Locate each line with the string "βιβλίων" in the listing below and copy it.

____ Materials provided

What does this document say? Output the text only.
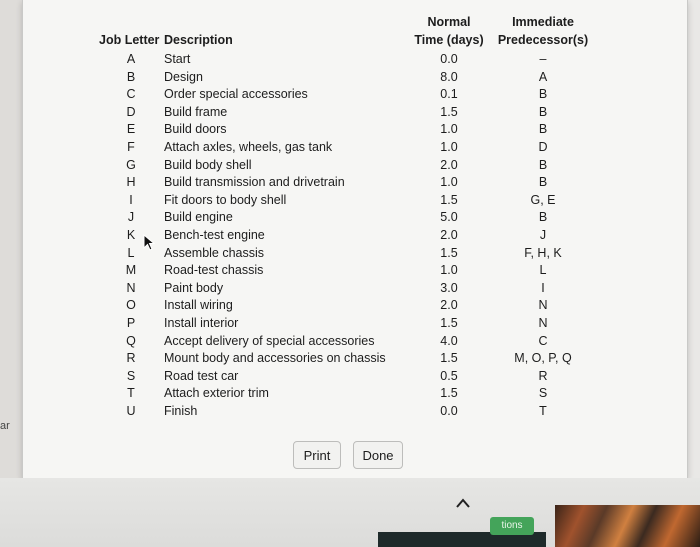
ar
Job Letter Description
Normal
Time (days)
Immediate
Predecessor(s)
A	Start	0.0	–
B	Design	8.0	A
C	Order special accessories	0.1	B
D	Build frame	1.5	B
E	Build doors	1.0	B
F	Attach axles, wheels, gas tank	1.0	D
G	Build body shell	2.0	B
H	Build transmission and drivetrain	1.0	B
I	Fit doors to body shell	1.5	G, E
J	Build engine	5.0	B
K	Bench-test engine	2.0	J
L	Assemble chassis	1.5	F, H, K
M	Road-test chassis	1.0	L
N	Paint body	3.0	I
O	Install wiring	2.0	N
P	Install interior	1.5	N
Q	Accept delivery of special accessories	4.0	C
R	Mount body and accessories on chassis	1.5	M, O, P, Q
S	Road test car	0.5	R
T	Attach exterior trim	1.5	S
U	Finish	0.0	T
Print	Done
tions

________
____ Materials provided

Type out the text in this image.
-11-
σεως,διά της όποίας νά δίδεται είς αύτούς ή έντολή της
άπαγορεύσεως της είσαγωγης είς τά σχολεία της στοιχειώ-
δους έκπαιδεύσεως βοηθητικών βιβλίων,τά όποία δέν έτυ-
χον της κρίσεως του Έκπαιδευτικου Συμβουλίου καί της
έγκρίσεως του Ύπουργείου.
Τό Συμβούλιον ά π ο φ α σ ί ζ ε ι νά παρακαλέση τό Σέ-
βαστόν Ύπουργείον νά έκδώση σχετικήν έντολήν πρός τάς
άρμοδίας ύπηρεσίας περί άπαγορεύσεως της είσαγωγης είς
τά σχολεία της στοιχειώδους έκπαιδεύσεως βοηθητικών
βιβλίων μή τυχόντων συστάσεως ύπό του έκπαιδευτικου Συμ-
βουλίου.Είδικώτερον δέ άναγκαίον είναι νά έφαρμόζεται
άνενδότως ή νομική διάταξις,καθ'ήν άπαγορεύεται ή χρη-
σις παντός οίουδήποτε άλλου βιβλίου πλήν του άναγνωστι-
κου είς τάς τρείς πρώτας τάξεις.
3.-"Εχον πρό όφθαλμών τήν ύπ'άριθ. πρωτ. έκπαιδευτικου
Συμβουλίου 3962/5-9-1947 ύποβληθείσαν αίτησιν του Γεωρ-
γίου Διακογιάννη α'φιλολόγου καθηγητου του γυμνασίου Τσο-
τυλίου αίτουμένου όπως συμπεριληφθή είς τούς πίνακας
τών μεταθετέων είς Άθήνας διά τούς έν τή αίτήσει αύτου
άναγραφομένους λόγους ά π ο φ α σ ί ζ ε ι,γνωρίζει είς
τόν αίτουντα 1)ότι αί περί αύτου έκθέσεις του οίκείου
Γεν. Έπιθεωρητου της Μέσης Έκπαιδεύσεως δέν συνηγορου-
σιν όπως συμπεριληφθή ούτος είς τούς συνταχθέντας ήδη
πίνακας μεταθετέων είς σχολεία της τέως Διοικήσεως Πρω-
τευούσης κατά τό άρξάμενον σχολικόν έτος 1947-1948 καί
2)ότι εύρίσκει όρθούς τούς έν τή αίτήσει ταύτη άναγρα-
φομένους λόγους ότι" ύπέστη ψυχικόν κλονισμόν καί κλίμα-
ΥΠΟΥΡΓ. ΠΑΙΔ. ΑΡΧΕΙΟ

________

* Solved problem:
δους έκπαιδεύσεως βοηθητικών βιβλίων,τά όποία δέν έτυ-
βιβλίων μή τυχόντων συστάσεως ύπό του έκπαιδευτικου Συμ-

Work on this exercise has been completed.